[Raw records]
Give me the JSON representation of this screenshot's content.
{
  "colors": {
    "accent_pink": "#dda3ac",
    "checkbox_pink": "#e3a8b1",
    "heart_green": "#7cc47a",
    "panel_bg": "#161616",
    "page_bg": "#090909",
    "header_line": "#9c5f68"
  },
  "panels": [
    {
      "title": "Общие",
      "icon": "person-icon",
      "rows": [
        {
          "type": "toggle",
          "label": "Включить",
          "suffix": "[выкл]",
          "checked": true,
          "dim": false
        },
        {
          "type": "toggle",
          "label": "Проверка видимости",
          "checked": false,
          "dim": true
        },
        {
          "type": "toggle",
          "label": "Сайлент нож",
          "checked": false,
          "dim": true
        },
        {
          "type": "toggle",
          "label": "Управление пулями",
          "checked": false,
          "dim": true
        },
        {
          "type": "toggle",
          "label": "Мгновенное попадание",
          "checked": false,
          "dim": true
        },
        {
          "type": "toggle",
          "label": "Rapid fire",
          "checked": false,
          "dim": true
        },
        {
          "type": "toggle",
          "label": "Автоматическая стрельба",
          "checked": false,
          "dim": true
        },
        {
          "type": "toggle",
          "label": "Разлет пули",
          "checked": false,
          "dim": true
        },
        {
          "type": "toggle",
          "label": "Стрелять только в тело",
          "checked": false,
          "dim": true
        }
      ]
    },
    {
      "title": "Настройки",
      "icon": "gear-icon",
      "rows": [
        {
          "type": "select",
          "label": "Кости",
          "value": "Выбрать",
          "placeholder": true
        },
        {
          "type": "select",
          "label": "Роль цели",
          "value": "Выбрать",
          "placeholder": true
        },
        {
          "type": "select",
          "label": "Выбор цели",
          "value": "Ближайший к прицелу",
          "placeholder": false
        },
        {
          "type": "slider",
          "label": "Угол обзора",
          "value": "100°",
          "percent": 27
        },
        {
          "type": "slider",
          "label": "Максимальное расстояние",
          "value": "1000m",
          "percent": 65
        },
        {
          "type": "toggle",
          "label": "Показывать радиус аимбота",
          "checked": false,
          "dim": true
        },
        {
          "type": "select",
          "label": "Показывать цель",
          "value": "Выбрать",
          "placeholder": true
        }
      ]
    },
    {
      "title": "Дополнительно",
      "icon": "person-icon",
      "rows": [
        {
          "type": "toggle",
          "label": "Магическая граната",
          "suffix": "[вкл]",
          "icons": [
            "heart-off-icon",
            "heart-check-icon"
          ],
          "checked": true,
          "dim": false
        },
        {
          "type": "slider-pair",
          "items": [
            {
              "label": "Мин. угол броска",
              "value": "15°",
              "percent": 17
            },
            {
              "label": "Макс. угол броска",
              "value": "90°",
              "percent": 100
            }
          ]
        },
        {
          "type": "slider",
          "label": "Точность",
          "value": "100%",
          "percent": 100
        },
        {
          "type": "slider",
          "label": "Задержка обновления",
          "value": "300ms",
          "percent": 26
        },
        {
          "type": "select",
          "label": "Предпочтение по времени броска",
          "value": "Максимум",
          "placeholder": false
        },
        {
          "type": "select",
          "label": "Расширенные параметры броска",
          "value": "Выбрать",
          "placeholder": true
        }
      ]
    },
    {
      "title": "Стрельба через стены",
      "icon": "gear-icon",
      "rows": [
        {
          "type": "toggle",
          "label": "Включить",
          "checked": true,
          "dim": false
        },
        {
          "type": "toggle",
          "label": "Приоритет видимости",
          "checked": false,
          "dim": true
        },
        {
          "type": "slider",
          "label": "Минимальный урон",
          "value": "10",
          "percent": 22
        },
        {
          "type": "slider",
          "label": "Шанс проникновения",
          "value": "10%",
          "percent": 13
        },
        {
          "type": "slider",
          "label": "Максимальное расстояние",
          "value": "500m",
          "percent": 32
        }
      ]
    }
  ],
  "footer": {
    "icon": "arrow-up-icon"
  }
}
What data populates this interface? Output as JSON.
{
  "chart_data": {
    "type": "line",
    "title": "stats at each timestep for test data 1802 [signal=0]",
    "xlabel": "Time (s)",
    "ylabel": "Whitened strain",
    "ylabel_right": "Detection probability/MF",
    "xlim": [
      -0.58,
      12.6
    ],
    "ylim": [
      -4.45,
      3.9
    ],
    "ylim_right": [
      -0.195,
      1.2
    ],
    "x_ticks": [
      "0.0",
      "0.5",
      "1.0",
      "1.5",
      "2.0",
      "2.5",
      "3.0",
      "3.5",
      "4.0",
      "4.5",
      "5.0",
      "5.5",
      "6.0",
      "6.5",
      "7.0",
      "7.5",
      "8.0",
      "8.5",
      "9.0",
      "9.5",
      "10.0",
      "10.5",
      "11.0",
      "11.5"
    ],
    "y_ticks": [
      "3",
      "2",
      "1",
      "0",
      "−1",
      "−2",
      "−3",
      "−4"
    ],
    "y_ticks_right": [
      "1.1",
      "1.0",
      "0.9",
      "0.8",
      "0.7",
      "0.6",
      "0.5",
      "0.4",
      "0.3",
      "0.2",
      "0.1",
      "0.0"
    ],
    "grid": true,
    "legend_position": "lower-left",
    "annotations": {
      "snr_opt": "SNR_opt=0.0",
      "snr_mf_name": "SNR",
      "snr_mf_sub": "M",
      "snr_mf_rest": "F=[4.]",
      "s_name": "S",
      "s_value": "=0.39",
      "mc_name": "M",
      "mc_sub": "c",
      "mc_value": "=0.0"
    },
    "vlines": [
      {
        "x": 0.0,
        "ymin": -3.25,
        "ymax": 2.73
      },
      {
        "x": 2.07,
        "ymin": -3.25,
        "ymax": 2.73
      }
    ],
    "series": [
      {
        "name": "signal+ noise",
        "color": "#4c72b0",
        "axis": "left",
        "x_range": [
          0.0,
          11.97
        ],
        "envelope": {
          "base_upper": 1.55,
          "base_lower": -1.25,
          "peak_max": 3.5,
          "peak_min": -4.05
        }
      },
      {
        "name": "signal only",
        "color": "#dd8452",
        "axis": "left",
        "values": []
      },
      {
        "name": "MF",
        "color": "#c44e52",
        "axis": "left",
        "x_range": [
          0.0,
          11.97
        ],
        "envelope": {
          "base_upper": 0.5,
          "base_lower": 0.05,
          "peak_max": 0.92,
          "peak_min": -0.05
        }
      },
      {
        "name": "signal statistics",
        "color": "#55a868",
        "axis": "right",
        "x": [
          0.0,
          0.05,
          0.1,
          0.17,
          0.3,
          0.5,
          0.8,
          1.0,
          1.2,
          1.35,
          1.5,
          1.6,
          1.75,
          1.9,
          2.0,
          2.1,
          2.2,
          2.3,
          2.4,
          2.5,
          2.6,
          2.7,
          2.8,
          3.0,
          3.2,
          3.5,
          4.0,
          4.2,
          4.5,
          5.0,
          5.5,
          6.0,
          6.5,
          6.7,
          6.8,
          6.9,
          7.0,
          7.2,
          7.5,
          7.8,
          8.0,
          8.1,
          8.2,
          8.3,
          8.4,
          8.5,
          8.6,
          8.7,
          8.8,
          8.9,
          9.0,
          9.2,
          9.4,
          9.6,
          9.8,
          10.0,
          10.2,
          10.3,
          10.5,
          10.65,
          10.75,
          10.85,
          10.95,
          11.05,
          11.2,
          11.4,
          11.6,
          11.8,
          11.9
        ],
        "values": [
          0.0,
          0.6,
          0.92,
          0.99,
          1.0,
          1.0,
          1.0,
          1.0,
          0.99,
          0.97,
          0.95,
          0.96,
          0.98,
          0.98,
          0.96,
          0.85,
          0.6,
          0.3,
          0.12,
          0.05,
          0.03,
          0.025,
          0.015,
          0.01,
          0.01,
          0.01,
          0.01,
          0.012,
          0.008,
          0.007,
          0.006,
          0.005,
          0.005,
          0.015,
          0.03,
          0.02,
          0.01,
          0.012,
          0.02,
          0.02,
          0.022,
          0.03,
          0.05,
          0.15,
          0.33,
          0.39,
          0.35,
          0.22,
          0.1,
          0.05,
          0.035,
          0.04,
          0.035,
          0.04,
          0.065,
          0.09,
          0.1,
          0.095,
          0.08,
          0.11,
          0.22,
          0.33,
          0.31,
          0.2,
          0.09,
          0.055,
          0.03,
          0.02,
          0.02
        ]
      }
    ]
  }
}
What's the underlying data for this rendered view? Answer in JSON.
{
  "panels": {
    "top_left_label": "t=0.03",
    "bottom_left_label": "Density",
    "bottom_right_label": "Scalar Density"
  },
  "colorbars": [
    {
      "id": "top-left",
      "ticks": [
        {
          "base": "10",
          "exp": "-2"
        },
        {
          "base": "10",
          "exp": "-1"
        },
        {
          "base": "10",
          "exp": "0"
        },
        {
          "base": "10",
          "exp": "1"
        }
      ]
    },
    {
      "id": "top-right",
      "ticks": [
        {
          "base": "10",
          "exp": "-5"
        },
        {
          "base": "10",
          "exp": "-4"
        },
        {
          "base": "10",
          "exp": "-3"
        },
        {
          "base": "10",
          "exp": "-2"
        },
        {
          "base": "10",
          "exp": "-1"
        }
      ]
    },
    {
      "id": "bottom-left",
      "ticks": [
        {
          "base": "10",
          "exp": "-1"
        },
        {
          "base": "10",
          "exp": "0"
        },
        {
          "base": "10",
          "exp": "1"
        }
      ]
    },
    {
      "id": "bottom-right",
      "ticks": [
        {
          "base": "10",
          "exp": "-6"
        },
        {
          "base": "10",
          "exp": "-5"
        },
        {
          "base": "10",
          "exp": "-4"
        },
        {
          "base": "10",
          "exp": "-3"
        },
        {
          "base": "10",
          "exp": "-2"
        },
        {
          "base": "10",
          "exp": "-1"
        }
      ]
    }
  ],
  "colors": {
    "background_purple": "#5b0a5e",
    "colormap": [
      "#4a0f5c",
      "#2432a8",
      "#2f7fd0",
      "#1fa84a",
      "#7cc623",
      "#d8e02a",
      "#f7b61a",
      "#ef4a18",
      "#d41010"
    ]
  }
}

What needs to be done – In the listing above, find the line containing "What's the underlying" and please quote exactly that line through the last one, and no other lines.

Solution below –
What's the underlying data for this rendered view? Answer in JSON.
{
  "panels": {
    "top_left_label": "t=0.03",
    "bottom_left_label": "Density",
    "bottom_right_label": "Scalar Density"
  },
  "colorbars": [
    {
      "id": "top-left",
      "ticks": [
        {
          "base": "10",
          "exp": "-2"
        },
        {
          "base": "10",
          "exp": "-1"
        },
        {
          "base": "10",
          "exp": "0"
        },
        {
          "base": "10",
          "exp": "1"
        }
      ]
    },
    {
      "id": "top-right",
      "ticks": [
        {
          "base": "10",
          "exp": "-5"
        },
        {
          "base": "10",
          "exp": "-4"
        },
        {
          "base": "10",
          "exp": "-3"
        },
        {
          "base": "10",
          "exp": "-2"
        },
        {
          "base": "10",
          "exp": "-1"
        }
      ]
    },
    {
      "id": "bottom-left",
      "ticks": [
        {
          "base": "10",
          "exp": "-1"
        },
        {
          "base": "10",
          "exp": "0"
        },
        {
          "base": "10",
          "exp": "1"
        }
      ]
    },
    {
      "id": "bottom-right",
      "ticks": [
        {
          "base": "10",
          "exp": "-6"
        },
        {
          "base": "10",
          "exp": "-5"
        },
        {
          "base": "10",
          "exp": "-4"
        },
        {
          "base": "10",
          "exp": "-3"
        },
        {
          "base": "10",
          "exp": "-2"
        },
        {
          "base": "10",
          "exp": "-1"
        }
      ]
    }
  ],
  "colors": {
    "background_purple": "#5b0a5e",
    "colormap": [
      "#4a0f5c",
      "#2432a8",
      "#2f7fd0",
      "#1fa84a",
      "#7cc623",
      "#d8e02a",
      "#f7b61a",
      "#ef4a18",
      "#d41010"
    ]
  }
}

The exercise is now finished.